EXERCISE DIRECTIONS | Every entry needs to be printed exactly, please.

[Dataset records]
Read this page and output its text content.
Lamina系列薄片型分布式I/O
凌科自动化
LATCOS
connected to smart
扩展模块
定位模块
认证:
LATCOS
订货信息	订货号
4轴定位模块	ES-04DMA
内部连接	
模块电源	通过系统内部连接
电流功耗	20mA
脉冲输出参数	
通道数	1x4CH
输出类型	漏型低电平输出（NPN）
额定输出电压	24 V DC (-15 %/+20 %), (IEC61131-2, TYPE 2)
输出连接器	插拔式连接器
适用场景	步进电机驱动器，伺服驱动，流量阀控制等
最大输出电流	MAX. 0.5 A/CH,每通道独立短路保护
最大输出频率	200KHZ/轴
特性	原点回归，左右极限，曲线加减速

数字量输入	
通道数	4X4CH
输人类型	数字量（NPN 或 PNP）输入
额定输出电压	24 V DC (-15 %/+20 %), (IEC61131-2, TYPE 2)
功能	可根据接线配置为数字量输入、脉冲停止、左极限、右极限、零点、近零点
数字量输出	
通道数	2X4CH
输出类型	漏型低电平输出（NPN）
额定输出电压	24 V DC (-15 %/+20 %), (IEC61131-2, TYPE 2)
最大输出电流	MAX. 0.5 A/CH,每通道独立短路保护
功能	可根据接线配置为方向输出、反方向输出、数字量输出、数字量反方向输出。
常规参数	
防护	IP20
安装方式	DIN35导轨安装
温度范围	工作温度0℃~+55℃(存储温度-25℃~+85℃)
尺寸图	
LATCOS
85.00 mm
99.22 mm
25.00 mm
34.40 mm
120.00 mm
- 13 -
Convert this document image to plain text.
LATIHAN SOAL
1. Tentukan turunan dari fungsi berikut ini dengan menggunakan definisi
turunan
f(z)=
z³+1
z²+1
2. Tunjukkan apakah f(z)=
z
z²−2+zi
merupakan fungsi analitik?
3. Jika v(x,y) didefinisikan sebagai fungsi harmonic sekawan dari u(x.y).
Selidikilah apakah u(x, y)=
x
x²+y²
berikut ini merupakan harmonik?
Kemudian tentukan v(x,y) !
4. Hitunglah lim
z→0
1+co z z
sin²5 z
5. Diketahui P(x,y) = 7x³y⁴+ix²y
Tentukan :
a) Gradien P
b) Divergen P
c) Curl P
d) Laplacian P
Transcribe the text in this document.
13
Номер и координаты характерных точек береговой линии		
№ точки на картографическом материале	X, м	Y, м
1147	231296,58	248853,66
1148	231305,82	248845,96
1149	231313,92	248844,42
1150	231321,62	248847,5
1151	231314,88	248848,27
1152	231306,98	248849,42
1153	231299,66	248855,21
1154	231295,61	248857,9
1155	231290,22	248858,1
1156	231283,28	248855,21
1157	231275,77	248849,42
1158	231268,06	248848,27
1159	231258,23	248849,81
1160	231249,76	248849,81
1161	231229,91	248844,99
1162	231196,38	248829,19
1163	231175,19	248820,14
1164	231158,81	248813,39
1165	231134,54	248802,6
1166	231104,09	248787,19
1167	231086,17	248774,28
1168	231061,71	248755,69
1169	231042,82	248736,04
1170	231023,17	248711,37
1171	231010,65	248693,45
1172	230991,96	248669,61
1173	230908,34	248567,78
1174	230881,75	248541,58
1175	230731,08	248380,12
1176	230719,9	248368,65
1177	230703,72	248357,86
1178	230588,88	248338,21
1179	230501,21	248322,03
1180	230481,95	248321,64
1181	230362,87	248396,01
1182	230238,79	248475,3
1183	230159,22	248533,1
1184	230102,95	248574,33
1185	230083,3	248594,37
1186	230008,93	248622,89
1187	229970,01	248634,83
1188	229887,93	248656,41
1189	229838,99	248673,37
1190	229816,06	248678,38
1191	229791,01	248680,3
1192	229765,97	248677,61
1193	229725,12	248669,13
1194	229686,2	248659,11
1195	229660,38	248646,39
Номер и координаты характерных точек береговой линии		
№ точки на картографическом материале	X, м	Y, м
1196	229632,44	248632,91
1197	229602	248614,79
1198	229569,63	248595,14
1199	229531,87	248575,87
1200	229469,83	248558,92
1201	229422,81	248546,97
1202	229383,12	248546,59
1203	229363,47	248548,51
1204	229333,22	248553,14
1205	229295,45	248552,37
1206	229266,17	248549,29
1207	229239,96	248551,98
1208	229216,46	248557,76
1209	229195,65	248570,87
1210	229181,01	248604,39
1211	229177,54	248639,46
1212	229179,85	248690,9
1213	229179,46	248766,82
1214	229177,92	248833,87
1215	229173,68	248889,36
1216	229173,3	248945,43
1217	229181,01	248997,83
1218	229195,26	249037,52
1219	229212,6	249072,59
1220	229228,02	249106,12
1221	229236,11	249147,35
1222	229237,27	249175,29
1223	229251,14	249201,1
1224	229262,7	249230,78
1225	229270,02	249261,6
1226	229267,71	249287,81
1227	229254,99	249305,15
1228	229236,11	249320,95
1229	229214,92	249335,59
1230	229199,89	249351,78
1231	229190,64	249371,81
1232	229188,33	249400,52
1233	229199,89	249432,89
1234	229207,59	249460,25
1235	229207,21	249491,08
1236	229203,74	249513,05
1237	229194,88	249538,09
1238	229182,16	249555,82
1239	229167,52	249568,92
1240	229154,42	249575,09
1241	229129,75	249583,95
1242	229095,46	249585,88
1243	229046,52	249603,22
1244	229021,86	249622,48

RESPONSE |
Read this page and output its text content.
Lamina系列薄片型分布式I/O
凌科自动化
LATCOS
connected to smart
扩展模块
定位模块
认证:
LATCOS
订货信息	订货号
4轴定位模块	ES-04DMA
内部连接	
模块电源	通过系统内部连接
电流功耗	20mA
脉冲输出参数	
通道数	1x4CH
输出类型	漏型低电平输出（NPN）
额定输出电压	24 V DC (-15 %/+20 %), (IEC61131-2, TYPE 2)
输出连接器	插拔式连接器
适用场景	步进电机驱动器，伺服驱动，流量阀控制等
最大输出电流	MAX. 0.5 A/CH,每通道独立短路保护
最大输出频率	200KHZ/轴
特性	原点回归，左右极限，曲线加减速

数字量输入	
通道数	4X4CH
输人类型	数字量（NPN 或 PNP）输入
额定输出电压	24 V DC (-15 %/+20 %), (IEC61131-2, TYPE 2)
功能	可根据接线配置为数字量输入、脉冲停止、左极限、右极限、零点、近零点
数字量输出	
通道数	2X4CH
输出类型	漏型低电平输出（NPN）
额定输出电压	24 V DC (-15 %/+20 %), (IEC61131-2, TYPE 2)
最大输出电流	MAX. 0.5 A/CH,每通道独立短路保护
功能	可根据接线配置为方向输出、反方向输出、数字量输出、数字量反方向输出。
常规参数	
防护	IP20
安装方式	DIN35导轨安装
温度范围	工作温度0℃~+55℃(存储温度-25℃~+85℃)
尺寸图	
LATCOS
85.00 mm
99.22 mm
25.00 mm
34.40 mm
120.00 mm
- 13 -
Convert this document image to plain text.
LATIHAN SOAL
1. Tentukan turunan dari fungsi berikut ini dengan menggunakan definisi
turunan
f(z)=
z³+1
z²+1
2. Tunjukkan apakah f(z)=
z
z²−2+zi
merupakan fungsi analitik?
3. Jika v(x,y) didefinisikan sebagai fungsi harmonic sekawan dari u(x.y).
Selidikilah apakah u(x, y)=
x
x²+y²
berikut ini merupakan harmonik?
Kemudian tentukan v(x,y) !
4. Hitunglah lim
z→0
1+co z z
sin²5 z
5. Diketahui P(x,y) = 7x³y⁴+ix²y
Tentukan :
a) Gradien P
b) Divergen P
c) Curl P
d) Laplacian P
Transcribe the text in this document.
13
Номер и координаты характерных точек береговой линии		
№ точки на картографическом материале	X, м	Y, м
1147	231296,58	248853,66
1148	231305,82	248845,96
1149	231313,92	248844,42
1150	231321,62	248847,5
1151	231314,88	248848,27
1152	231306,98	248849,42
1153	231299,66	248855,21
1154	231295,61	248857,9
1155	231290,22	248858,1
1156	231283,28	248855,21
1157	231275,77	248849,42
1158	231268,06	248848,27
1159	231258,23	248849,81
1160	231249,76	248849,81
1161	231229,91	248844,99
1162	231196,38	248829,19
1163	231175,19	248820,14
1164	231158,81	248813,39
1165	231134,54	248802,6
1166	231104,09	248787,19
1167	231086,17	248774,28
1168	231061,71	248755,69
1169	231042,82	248736,04
1170	231023,17	248711,37
1171	231010,65	248693,45
1172	230991,96	248669,61
1173	230908,34	248567,78
1174	230881,75	248541,58
1175	230731,08	248380,12
1176	230719,9	248368,65
1177	230703,72	248357,86
1178	230588,88	248338,21
1179	230501,21	248322,03
1180	230481,95	248321,64
1181	230362,87	248396,01
1182	230238,79	248475,3
1183	230159,22	248533,1
1184	230102,95	248574,33
1185	230083,3	248594,37
1186	230008,93	248622,89
1187	229970,01	248634,83
1188	229887,93	248656,41
1189	229838,99	248673,37
1190	229816,06	248678,38
1191	229791,01	248680,3
1192	229765,97	248677,61
1193	229725,12	248669,13
1194	229686,2	248659,11
1195	229660,38	248646,39
Номер и координаты характерных точек береговой линии		
№ точки на картографическом материале	X, м	Y, м
1196	229632,44	248632,91
1197	229602	248614,79
1198	229569,63	248595,14
1199	229531,87	248575,87
1200	229469,83	248558,92
1201	229422,81	248546,97
1202	229383,12	248546,59
1203	229363,47	248548,51
1204	229333,22	248553,14
1205	229295,45	248552,37
1206	229266,17	248549,29
1207	229239,96	248551,98
1208	229216,46	248557,76
1209	229195,65	248570,87
1210	229181,01	248604,39
1211	229177,54	248639,46
1212	229179,85	248690,9
1213	229179,46	248766,82
1214	229177,92	248833,87
1215	229173,68	248889,36
1216	229173,3	248945,43
1217	229181,01	248997,83
1218	229195,26	249037,52
1219	229212,6	249072,59
1220	229228,02	249106,12
1221	229236,11	249147,35
1222	229237,27	249175,29
1223	229251,14	249201,1
1224	229262,7	249230,78
1225	229270,02	249261,6
1226	229267,71	249287,81
1227	229254,99	249305,15
1228	229236,11	249320,95
1229	229214,92	249335,59
1230	229199,89	249351,78
1231	229190,64	249371,81
1232	229188,33	249400,52
1233	229199,89	249432,89
1234	229207,59	249460,25
1235	229207,21	249491,08
1236	229203,74	249513,05
1237	229194,88	249538,09
1238	229182,16	249555,82
1239	229167,52	249568,92
1240	229154,42	249575,09
1241	229129,75	249583,95
1242	229095,46	249585,88
1243	229046,52	249603,22
1244	229021,86	249622,48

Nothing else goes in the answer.